▸ **WRITTEN EXERCISE**: Reproduce the whole listing, character for character.
******
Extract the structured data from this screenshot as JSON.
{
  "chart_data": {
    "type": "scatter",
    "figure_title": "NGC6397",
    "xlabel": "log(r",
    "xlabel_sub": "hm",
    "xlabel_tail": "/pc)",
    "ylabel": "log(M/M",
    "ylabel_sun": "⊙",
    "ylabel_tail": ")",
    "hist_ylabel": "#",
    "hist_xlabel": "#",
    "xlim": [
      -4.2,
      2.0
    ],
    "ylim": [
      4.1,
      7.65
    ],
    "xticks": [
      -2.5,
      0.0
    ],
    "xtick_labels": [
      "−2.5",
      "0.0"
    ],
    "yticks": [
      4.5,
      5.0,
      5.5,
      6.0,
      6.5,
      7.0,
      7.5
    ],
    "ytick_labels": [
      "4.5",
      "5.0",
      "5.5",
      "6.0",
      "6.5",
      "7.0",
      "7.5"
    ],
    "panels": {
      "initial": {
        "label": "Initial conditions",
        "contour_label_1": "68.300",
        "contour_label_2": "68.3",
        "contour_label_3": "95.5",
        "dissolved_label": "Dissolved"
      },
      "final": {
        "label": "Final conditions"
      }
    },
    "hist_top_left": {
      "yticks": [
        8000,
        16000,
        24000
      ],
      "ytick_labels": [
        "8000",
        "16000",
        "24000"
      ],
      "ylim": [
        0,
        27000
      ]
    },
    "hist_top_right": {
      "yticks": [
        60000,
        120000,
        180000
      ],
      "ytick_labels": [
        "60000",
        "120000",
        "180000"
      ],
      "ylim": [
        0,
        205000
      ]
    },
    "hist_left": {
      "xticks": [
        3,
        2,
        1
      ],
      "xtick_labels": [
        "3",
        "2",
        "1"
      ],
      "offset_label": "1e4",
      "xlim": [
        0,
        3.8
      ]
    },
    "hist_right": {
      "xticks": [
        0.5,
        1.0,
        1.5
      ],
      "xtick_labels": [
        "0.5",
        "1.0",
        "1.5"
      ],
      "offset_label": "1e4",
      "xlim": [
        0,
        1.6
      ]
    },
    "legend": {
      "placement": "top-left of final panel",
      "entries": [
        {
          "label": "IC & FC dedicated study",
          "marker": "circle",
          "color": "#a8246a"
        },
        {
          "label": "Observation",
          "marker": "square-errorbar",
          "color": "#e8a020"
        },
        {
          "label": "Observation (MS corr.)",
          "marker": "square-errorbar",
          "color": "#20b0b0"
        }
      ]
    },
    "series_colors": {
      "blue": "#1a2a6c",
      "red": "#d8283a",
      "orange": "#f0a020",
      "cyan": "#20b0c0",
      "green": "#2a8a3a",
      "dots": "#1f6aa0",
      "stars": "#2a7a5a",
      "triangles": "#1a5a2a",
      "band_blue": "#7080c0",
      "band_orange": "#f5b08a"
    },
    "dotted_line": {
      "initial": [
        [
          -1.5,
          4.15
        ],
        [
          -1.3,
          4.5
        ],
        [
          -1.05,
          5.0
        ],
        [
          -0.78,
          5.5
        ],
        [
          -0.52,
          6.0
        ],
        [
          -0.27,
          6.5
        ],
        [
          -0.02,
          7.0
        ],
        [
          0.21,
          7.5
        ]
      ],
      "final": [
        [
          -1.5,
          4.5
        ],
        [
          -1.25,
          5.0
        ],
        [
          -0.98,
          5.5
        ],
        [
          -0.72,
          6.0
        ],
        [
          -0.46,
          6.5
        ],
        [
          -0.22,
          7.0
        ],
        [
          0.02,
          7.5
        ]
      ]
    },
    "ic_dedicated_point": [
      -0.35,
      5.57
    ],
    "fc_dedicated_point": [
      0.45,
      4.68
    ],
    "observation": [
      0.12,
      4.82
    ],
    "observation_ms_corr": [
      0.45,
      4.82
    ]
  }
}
******
▸ **RESPONSE**:
Extract the structured data from this screenshot as JSON.
{
  "chart_data": {
    "type": "scatter",
    "figure_title": "NGC6397",
    "xlabel": "log(r",
    "xlabel_sub": "hm",
    "xlabel_tail": "/pc)",
    "ylabel": "log(M/M",
    "ylabel_sun": "⊙",
    "ylabel_tail": ")",
    "hist_ylabel": "#",
    "hist_xlabel": "#",
    "xlim": [
      -4.2,
      2.0
    ],
    "ylim": [
      4.1,
      7.65
    ],
    "xticks": [
      -2.5,
      0.0
    ],
    "xtick_labels": [
      "−2.5",
      "0.0"
    ],
    "yticks": [
      4.5,
      5.0,
      5.5,
      6.0,
      6.5,
      7.0,
      7.5
    ],
    "ytick_labels": [
      "4.5",
      "5.0",
      "5.5",
      "6.0",
      "6.5",
      "7.0",
      "7.5"
    ],
    "panels": {
      "initial": {
        "label": "Initial conditions",
        "contour_label_1": "68.300",
        "contour_label_2": "68.3",
        "contour_label_3": "95.5",
        "dissolved_label": "Dissolved"
      },
      "final": {
        "label": "Final conditions"
      }
    },
    "hist_top_left": {
      "yticks": [
        8000,
        16000,
        24000
      ],
      "ytick_labels": [
        "8000",
        "16000",
        "24000"
      ],
      "ylim": [
        0,
        27000
      ]
    },
    "hist_top_right": {
      "yticks": [
        60000,
        120000,
        180000
      ],
      "ytick_labels": [
        "60000",
        "120000",
        "180000"
      ],
      "ylim": [
        0,
        205000
      ]
    },
    "hist_left": {
      "xticks": [
        3,
        2,
        1
      ],
      "xtick_labels": [
        "3",
        "2",
        "1"
      ],
      "offset_label": "1e4",
      "xlim": [
        0,
        3.8
      ]
    },
    "hist_right": {
      "xticks": [
        0.5,
        1.0,
        1.5
      ],
      "xtick_labels": [
        "0.5",
        "1.0",
        "1.5"
      ],
      "offset_label": "1e4",
      "xlim": [
        0,
        1.6
      ]
    },
    "legend": {
      "placement": "top-left of final panel",
      "entries": [
        {
          "label": "IC & FC dedicated study",
          "marker": "circle",
          "color": "#a8246a"
        },
        {
          "label": "Observation",
          "marker": "square-errorbar",
          "color": "#e8a020"
        },
        {
          "label": "Observation (MS corr.)",
          "marker": "square-errorbar",
          "color": "#20b0b0"
        }
      ]
    },
    "series_colors": {
      "blue": "#1a2a6c",
      "red": "#d8283a",
      "orange": "#f0a020",
      "cyan": "#20b0c0",
      "green": "#2a8a3a",
      "dots": "#1f6aa0",
      "stars": "#2a7a5a",
      "triangles": "#1a5a2a",
      "band_blue": "#7080c0",
      "band_orange": "#f5b08a"
    },
    "dotted_line": {
      "initial": [
        [
          -1.5,
          4.15
        ],
        [
          -1.3,
          4.5
        ],
        [
          -1.05,
          5.0
        ],
        [
          -0.78,
          5.5
        ],
        [
          -0.52,
          6.0
        ],
        [
          -0.27,
          6.5
        ],
        [
          -0.02,
          7.0
        ],
        [
          0.21,
          7.5
        ]
      ],
      "final": [
        [
          -1.5,
          4.5
        ],
        [
          -1.25,
          5.0
        ],
        [
          -0.98,
          5.5
        ],
        [
          -0.72,
          6.0
        ],
        [
          -0.46,
          6.5
        ],
        [
          -0.22,
          7.0
        ],
        [
          0.02,
          7.5
        ]
      ]
    },
    "ic_dedicated_point": [
      -0.35,
      5.57
    ],
    "fc_dedicated_point": [
      0.45,
      4.68
    ],
    "observation": [
      0.12,
      4.82
    ],
    "observation_ms_corr": [
      0.45,
      4.82
    ]
  }
}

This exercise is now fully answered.